What you should do: Your response should reproduce every line of the entries that contains the word "metabolites".

Exercise data:
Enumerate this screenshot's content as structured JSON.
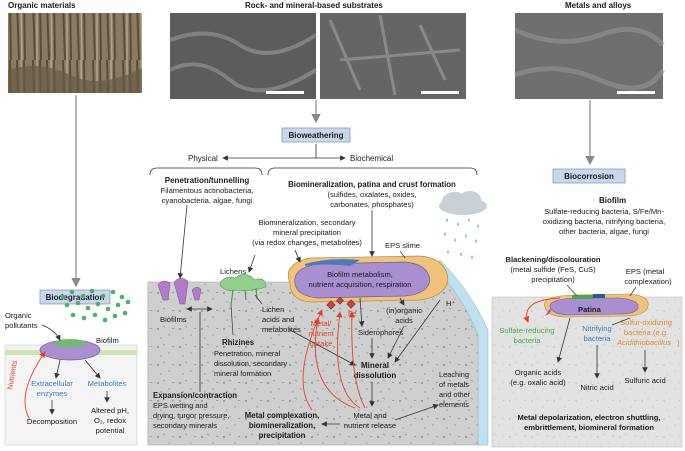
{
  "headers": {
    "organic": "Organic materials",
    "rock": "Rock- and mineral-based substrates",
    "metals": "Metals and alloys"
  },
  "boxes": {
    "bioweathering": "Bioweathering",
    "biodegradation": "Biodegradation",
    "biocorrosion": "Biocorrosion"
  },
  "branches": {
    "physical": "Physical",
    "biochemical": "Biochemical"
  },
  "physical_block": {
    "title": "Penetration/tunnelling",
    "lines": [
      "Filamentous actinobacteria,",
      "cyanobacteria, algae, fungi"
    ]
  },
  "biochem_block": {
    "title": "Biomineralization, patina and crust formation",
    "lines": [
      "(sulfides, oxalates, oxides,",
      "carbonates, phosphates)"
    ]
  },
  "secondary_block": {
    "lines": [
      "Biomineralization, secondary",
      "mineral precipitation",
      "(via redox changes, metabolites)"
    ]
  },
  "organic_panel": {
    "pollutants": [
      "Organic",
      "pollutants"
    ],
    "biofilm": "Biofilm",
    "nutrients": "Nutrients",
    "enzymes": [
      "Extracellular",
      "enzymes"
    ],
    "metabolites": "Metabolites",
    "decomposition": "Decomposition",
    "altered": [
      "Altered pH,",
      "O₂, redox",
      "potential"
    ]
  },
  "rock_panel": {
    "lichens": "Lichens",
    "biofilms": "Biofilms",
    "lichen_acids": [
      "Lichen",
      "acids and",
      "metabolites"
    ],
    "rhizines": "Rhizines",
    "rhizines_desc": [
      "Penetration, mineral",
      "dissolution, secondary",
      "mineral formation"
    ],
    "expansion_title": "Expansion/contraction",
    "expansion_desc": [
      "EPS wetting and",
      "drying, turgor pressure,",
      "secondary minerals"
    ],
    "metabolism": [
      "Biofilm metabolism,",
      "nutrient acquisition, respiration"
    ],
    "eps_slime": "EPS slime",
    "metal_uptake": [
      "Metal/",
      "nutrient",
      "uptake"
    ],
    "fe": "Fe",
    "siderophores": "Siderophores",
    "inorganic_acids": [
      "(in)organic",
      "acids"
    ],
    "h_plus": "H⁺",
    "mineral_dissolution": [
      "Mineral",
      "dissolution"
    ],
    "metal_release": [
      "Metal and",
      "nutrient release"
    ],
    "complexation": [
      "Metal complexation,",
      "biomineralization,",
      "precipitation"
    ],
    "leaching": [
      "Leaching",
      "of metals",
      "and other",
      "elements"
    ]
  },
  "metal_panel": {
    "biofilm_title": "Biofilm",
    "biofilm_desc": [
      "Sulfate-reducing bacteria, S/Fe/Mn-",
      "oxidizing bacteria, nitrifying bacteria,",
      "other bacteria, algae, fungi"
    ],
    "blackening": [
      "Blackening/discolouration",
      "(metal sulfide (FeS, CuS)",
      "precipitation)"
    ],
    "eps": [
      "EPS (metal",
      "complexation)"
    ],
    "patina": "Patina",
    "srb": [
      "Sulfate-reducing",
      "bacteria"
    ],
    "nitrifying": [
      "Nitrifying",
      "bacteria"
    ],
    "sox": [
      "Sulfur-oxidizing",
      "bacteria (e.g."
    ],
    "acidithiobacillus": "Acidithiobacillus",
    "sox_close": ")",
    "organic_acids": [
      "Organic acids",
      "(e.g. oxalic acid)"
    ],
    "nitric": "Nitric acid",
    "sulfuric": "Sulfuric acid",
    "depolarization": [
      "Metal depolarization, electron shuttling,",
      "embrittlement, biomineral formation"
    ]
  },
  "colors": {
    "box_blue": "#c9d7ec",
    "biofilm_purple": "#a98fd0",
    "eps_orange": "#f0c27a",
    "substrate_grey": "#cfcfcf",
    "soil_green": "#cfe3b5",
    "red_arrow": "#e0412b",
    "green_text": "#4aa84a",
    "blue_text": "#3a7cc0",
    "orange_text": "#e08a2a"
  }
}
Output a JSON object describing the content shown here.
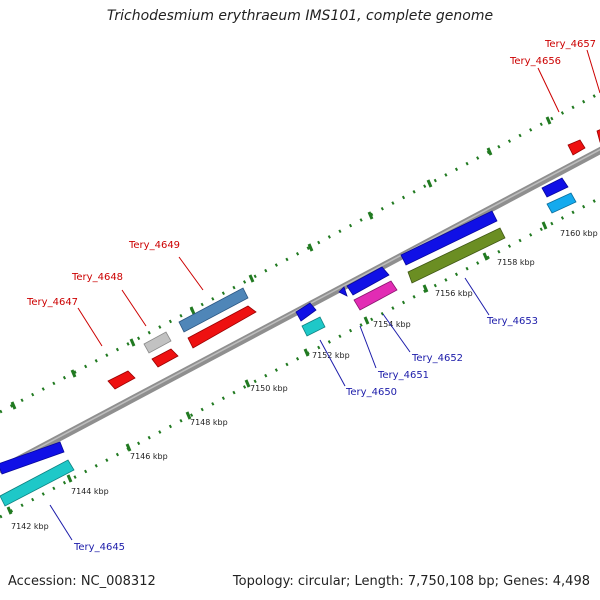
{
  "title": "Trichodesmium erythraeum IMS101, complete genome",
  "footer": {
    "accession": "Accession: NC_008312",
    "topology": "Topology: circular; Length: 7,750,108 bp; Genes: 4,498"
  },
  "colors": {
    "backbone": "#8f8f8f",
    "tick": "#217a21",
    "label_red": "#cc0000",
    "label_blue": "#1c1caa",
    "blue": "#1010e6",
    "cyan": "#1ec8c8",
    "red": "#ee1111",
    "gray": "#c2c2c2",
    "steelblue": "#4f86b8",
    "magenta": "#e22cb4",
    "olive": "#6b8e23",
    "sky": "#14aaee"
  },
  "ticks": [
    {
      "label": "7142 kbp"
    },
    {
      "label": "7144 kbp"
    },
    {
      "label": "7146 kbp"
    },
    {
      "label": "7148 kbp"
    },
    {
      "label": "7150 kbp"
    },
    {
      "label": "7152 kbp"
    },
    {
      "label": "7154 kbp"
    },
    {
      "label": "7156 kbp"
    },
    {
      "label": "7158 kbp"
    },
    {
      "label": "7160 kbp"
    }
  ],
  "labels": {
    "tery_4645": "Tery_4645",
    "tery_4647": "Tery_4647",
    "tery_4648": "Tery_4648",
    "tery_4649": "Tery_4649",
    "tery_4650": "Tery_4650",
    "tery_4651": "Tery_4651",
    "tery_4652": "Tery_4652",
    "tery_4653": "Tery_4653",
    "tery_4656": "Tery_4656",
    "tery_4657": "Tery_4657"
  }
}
==
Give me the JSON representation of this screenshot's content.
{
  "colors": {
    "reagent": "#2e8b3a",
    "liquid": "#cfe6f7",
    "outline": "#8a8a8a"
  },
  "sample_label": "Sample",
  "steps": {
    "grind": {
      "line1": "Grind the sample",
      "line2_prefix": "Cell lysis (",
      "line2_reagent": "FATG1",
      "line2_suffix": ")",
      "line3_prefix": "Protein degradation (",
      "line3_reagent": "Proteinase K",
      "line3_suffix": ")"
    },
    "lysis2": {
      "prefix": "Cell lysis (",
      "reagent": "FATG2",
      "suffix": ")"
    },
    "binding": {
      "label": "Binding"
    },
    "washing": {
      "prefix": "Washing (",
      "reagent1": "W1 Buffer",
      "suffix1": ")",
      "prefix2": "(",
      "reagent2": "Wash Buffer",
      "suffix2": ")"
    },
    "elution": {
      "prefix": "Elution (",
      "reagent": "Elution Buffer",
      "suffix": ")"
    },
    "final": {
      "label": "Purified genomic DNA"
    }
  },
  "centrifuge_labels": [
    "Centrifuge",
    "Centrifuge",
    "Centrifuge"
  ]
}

Exercise result:
      "(via redox changes, metabolites)"
    "metabolites": "Metabolites",
      "metabolites"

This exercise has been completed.